Source material —
————

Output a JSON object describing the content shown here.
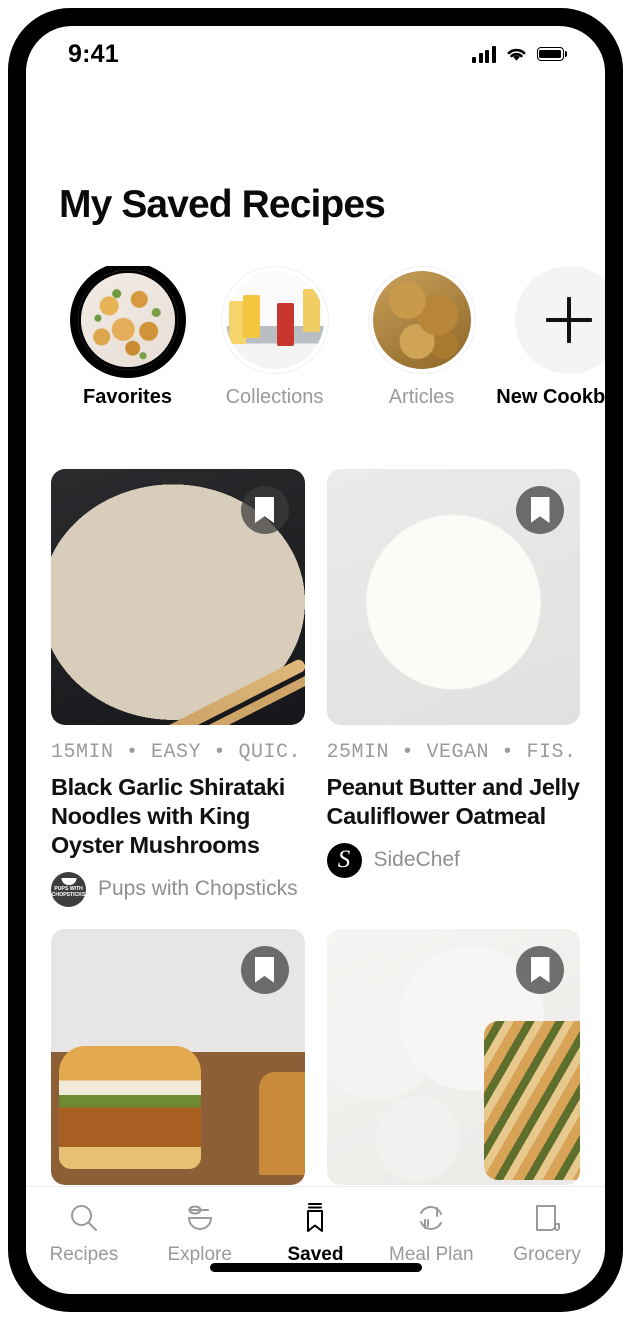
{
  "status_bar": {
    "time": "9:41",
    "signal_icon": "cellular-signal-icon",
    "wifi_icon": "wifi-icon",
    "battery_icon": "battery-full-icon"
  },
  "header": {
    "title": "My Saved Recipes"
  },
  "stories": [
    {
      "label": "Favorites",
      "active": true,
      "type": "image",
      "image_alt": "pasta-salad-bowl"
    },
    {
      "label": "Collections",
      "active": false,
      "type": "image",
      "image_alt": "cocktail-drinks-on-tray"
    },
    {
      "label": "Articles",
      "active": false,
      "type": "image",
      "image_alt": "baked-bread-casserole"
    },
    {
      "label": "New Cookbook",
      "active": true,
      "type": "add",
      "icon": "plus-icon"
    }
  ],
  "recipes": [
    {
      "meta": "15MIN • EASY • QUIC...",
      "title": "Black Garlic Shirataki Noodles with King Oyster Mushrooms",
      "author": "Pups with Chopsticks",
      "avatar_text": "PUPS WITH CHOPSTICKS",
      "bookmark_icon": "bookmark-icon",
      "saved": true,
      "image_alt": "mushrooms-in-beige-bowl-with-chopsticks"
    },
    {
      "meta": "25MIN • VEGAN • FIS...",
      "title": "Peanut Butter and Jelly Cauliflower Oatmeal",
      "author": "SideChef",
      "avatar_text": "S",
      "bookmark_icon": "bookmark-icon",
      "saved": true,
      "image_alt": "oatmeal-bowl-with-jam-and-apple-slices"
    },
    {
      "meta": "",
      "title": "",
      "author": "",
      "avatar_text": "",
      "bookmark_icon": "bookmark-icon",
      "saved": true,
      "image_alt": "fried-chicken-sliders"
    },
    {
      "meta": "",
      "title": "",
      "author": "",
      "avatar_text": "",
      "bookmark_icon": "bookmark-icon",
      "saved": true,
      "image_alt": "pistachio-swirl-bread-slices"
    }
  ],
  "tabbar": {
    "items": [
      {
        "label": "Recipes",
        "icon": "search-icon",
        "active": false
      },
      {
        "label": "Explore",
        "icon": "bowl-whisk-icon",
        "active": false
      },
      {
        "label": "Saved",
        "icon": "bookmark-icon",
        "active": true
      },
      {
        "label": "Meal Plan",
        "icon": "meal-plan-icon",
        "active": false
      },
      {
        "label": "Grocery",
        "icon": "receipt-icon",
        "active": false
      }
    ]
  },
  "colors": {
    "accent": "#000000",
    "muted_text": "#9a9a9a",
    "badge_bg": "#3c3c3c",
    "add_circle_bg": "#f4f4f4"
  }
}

————

Work to be completed —
Tally up the lines with the word "author" in them, and answer with that number by itself.

Exercise output —
4